Work to be completed: Rename "data-point" to "marker" in the lines running from the start of the records through the line that contains "data-point <box>536 199 546 209</box>", and leave everything else in those lines unchanged.
#### Dataset excerpts ####
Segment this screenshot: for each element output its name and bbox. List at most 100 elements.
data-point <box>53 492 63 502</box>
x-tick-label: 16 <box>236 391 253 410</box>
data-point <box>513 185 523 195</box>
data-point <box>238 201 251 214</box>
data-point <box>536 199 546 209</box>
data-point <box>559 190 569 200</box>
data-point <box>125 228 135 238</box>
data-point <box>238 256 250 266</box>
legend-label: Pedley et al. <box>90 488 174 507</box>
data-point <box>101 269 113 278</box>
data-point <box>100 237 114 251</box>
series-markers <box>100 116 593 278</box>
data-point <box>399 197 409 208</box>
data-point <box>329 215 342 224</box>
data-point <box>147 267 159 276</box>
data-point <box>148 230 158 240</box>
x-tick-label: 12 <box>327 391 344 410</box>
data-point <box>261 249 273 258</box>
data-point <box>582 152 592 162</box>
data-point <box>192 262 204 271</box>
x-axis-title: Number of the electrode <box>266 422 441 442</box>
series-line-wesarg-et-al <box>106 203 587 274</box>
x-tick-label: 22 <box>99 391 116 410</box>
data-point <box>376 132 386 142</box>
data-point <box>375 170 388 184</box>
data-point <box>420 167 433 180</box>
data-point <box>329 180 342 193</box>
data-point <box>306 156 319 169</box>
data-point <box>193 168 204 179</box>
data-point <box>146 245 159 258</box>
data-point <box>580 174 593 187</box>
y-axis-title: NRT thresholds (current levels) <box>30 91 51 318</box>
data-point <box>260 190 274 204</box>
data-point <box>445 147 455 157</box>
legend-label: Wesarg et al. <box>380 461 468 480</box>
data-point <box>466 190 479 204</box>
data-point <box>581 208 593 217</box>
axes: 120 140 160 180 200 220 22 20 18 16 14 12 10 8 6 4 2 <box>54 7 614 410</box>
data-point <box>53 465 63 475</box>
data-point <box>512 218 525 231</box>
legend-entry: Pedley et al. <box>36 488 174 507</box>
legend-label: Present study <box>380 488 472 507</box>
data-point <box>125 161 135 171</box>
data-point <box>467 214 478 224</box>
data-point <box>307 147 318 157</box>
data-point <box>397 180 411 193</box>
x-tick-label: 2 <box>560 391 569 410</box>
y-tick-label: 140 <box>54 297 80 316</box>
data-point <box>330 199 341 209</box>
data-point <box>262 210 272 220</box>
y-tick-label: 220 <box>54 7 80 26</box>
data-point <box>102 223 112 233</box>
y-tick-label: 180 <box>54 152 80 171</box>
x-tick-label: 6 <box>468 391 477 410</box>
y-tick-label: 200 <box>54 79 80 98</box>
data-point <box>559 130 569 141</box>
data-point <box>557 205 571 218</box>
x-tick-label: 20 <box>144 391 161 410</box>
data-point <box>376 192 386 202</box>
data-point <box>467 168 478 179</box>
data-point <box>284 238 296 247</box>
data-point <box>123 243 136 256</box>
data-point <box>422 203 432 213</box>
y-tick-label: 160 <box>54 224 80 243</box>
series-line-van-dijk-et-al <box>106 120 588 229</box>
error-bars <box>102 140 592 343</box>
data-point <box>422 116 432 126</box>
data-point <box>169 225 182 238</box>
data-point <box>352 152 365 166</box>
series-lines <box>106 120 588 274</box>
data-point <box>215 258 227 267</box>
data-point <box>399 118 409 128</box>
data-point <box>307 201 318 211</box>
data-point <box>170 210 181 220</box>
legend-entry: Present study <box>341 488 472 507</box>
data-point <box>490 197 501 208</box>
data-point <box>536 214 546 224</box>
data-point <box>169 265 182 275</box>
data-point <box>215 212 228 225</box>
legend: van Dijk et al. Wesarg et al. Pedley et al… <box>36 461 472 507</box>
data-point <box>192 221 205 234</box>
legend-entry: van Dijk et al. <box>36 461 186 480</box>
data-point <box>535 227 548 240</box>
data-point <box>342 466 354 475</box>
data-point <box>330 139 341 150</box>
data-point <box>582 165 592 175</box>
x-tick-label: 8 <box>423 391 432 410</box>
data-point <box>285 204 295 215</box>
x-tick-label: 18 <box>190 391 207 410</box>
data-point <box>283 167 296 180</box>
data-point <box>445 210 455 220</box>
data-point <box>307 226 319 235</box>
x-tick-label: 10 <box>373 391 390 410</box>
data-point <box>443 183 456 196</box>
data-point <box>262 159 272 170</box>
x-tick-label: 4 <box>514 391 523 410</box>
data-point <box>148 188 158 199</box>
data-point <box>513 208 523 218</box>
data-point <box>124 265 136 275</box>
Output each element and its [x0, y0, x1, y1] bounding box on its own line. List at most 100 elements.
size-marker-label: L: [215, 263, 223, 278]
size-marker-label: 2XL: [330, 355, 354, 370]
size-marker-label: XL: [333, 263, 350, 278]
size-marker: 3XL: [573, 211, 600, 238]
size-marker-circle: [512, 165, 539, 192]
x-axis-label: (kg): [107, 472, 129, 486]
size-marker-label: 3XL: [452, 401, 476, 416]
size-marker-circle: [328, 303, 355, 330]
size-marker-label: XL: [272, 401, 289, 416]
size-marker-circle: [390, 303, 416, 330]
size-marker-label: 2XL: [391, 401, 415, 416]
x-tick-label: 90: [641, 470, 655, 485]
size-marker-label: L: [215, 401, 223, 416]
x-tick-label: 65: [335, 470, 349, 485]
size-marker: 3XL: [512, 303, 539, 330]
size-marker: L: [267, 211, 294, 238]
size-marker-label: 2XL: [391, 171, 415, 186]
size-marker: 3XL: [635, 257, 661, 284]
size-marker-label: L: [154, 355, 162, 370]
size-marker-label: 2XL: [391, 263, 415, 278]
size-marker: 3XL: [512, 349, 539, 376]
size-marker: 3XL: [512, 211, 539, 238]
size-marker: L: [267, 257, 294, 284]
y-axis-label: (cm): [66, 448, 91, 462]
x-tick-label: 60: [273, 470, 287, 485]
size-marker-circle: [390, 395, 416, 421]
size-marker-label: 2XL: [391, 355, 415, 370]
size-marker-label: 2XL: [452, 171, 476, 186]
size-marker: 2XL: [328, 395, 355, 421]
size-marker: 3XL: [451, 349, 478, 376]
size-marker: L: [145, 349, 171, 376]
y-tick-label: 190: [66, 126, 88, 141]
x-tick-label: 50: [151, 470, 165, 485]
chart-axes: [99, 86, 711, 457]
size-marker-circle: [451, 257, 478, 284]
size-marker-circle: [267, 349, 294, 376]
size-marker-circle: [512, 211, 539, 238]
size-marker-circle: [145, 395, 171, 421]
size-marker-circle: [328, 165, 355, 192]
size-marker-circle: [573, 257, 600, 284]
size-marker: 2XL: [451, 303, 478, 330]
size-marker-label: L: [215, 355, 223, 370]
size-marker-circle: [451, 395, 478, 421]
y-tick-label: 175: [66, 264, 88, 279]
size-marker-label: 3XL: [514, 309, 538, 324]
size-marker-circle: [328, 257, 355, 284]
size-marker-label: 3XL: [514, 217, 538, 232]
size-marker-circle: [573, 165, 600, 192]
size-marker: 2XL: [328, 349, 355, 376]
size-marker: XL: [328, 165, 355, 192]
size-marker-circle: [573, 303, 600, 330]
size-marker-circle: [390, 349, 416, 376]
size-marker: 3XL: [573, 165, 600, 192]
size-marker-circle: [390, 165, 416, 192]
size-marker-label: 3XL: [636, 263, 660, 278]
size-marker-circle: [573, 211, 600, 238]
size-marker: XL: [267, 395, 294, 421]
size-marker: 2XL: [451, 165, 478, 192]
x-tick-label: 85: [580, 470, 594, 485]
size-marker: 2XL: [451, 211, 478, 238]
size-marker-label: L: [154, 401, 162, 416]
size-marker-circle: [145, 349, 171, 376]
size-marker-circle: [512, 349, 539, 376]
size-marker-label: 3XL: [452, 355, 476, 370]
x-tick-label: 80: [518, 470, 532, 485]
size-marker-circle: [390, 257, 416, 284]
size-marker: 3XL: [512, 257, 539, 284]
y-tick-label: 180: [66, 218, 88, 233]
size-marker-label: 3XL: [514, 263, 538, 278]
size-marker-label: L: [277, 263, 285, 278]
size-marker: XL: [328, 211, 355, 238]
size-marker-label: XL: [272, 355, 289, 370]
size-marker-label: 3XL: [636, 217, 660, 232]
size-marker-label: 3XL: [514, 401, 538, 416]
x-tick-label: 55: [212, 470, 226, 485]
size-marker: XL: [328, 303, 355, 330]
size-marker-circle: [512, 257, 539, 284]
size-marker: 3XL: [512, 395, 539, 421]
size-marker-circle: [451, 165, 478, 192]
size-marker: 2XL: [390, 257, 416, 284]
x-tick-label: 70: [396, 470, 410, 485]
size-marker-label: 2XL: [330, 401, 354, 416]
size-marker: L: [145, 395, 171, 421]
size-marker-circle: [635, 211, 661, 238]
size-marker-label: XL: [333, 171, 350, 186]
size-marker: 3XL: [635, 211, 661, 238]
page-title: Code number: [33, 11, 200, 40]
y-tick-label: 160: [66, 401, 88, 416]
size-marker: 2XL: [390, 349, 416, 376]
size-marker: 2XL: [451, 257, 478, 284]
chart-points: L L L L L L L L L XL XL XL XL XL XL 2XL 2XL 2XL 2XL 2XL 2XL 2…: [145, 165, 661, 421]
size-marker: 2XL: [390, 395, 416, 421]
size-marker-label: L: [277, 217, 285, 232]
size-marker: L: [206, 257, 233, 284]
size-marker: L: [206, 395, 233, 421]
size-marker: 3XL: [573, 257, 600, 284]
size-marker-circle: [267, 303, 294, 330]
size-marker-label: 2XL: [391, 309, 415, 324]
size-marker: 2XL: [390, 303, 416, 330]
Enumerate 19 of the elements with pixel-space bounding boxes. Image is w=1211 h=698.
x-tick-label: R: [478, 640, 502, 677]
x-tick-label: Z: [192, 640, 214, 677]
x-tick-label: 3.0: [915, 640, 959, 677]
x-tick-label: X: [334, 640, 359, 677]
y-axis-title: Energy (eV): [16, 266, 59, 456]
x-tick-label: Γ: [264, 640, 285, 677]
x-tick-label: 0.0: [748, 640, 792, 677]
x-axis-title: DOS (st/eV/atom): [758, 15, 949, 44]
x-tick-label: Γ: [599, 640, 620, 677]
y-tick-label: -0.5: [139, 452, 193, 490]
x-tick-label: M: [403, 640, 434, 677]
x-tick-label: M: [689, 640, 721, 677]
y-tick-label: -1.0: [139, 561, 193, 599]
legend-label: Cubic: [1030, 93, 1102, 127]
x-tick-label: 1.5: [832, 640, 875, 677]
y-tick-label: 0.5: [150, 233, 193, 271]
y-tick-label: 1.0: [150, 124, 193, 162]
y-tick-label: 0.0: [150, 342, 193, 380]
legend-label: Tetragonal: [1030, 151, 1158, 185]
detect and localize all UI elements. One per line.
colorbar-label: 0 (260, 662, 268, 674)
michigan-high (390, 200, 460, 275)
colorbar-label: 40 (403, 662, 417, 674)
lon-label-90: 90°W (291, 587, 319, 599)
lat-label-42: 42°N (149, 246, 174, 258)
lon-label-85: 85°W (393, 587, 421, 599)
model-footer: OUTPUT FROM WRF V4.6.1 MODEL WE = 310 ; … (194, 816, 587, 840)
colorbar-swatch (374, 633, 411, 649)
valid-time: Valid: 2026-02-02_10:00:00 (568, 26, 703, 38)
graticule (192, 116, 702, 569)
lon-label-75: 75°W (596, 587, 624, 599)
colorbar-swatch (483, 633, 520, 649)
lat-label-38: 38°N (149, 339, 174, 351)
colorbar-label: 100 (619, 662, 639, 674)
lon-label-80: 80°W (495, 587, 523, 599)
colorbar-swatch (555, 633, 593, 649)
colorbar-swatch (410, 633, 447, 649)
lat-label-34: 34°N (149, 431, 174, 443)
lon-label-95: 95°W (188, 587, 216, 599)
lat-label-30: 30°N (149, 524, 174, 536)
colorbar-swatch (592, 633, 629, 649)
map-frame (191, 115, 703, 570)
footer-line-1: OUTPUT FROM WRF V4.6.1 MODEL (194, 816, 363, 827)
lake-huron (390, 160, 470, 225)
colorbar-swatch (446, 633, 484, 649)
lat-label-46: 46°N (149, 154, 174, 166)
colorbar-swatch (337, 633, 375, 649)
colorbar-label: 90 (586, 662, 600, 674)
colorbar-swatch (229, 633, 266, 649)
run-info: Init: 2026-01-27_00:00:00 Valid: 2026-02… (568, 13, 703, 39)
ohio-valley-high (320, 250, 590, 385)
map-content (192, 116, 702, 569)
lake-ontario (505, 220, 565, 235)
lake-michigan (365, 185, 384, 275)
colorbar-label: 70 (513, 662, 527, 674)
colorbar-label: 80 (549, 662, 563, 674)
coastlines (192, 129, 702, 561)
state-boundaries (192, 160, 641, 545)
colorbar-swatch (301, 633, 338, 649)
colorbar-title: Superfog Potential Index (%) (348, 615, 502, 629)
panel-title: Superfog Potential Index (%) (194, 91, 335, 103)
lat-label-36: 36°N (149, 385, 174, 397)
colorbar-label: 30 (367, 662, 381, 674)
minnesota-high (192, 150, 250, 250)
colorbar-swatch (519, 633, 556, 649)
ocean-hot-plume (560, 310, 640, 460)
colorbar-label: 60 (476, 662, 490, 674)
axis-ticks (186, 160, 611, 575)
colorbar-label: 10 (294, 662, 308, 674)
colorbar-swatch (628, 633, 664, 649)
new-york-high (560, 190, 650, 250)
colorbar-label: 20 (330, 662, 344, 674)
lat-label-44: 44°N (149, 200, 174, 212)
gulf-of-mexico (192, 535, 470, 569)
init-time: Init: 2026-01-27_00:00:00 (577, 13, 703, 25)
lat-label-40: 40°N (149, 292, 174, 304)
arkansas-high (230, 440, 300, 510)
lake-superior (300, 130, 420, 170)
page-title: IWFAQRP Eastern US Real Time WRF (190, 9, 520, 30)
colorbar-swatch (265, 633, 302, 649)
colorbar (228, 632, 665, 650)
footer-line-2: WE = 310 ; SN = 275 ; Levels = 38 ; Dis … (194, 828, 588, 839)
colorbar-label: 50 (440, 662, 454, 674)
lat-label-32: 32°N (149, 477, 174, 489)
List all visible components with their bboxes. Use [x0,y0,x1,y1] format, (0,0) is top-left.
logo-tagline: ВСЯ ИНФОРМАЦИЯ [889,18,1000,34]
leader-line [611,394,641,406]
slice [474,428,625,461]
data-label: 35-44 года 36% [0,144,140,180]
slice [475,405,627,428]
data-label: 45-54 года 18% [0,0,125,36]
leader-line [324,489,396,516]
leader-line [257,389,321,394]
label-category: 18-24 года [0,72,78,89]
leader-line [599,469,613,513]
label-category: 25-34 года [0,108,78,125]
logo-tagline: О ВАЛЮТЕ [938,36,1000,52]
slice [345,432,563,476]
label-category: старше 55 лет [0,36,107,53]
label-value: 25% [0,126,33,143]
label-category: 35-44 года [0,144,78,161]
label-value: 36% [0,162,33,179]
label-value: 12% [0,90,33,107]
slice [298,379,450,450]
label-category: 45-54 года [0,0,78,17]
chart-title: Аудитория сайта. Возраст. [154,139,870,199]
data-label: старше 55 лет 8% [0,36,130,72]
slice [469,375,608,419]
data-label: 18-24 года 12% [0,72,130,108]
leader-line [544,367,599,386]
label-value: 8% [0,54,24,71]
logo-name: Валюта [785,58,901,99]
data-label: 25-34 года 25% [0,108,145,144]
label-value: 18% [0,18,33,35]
####
Output below:
Segment this screenshot: for each element output its name and bbox. List at most 100 elements.
marker <box>53 492 63 502</box>
x-tick-label: 16 <box>236 391 253 410</box>
marker <box>513 185 523 195</box>
marker <box>238 201 251 214</box>
marker <box>536 199 546 209</box>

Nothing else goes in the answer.